■ **Objective**
Write out every entry exactly as it appears.

********************

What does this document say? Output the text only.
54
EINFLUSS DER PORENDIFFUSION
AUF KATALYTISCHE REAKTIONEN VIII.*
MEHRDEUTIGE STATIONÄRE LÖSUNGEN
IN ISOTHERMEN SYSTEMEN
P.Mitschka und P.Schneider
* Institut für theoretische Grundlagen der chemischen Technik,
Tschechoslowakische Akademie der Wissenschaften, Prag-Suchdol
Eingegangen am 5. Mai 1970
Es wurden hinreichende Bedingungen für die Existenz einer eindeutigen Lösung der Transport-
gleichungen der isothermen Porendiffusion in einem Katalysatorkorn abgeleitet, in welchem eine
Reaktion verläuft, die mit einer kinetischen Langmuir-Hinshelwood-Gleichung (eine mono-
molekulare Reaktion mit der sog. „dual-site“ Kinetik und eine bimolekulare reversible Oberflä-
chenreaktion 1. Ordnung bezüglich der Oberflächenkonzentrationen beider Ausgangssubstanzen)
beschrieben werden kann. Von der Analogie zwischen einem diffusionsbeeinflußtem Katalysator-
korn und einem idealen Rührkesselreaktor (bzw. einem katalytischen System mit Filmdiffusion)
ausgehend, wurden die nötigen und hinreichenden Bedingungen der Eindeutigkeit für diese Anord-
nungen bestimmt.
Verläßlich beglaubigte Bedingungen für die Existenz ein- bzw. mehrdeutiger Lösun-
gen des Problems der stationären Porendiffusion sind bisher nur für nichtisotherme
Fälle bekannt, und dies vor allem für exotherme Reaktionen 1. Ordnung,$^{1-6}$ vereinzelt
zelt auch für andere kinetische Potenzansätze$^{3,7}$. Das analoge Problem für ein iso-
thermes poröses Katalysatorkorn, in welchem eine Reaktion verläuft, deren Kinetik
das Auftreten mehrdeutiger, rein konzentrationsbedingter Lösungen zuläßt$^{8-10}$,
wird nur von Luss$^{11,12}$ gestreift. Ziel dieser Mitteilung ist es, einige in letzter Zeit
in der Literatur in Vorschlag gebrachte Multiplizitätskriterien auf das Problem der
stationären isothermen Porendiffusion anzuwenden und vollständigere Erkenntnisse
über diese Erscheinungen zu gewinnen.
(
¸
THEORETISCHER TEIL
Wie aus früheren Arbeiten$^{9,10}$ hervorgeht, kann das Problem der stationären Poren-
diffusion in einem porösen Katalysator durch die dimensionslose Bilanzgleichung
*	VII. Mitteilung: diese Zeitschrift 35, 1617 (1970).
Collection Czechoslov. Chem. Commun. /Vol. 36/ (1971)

********************

■ **Reply to the task**
What does this document say? Output the text only.
54
EINFLUSS DER PORENDIFFUSION
AUF KATALYTISCHE REAKTIONEN VIII.*
MEHRDEUTIGE STATIONÄRE LÖSUNGEN
IN ISOTHERMEN SYSTEMEN
P.Mitschka und P.Schneider
* Institut für theoretische Grundlagen der chemischen Technik,
Tschechoslowakische Akademie der Wissenschaften, Prag-Suchdol
Eingegangen am 5. Mai 1970
Es wurden hinreichende Bedingungen für die Existenz einer eindeutigen Lösung der Transport-
gleichungen der isothermen Porendiffusion in einem Katalysatorkorn abgeleitet, in welchem eine
Reaktion verläuft, die mit einer kinetischen Langmuir-Hinshelwood-Gleichung (eine mono-
molekulare Reaktion mit der sog. „dual-site“ Kinetik und eine bimolekulare reversible Oberflä-
chenreaktion 1. Ordnung bezüglich der Oberflächenkonzentrationen beider Ausgangssubstanzen)
beschrieben werden kann. Von der Analogie zwischen einem diffusionsbeeinflußtem Katalysator-
korn und einem idealen Rührkesselreaktor (bzw. einem katalytischen System mit Filmdiffusion)
ausgehend, wurden die nötigen und hinreichenden Bedingungen der Eindeutigkeit für diese Anord-
nungen bestimmt.
Verläßlich beglaubigte Bedingungen für die Existenz ein- bzw. mehrdeutiger Lösun-
gen des Problems der stationären Porendiffusion sind bisher nur für nichtisotherme
Fälle bekannt, und dies vor allem für exotherme Reaktionen 1. Ordnung,$^{1-6}$ vereinzelt
zelt auch für andere kinetische Potenzansätze$^{3,7}$. Das analoge Problem für ein iso-
thermes poröses Katalysatorkorn, in welchem eine Reaktion verläuft, deren Kinetik
das Auftreten mehrdeutiger, rein konzentrationsbedingter Lösungen zuläßt$^{8-10}$,
wird nur von Luss$^{11,12}$ gestreift. Ziel dieser Mitteilung ist es, einige in letzter Zeit
in der Literatur in Vorschlag gebrachte Multiplizitätskriterien auf das Problem der
stationären isothermen Porendiffusion anzuwenden und vollständigere Erkenntnisse
über diese Erscheinungen zu gewinnen.
(
¸
THEORETISCHER TEIL
Wie aus früheren Arbeiten$^{9,10}$ hervorgeht, kann das Problem der stationären Poren-
diffusion in einem porösen Katalysator durch die dimensionslose Bilanzgleichung
*	VII. Mitteilung: diese Zeitschrift 35, 1617 (1970).
Collection Czechoslov. Chem. Commun. /Vol. 36/ (1971)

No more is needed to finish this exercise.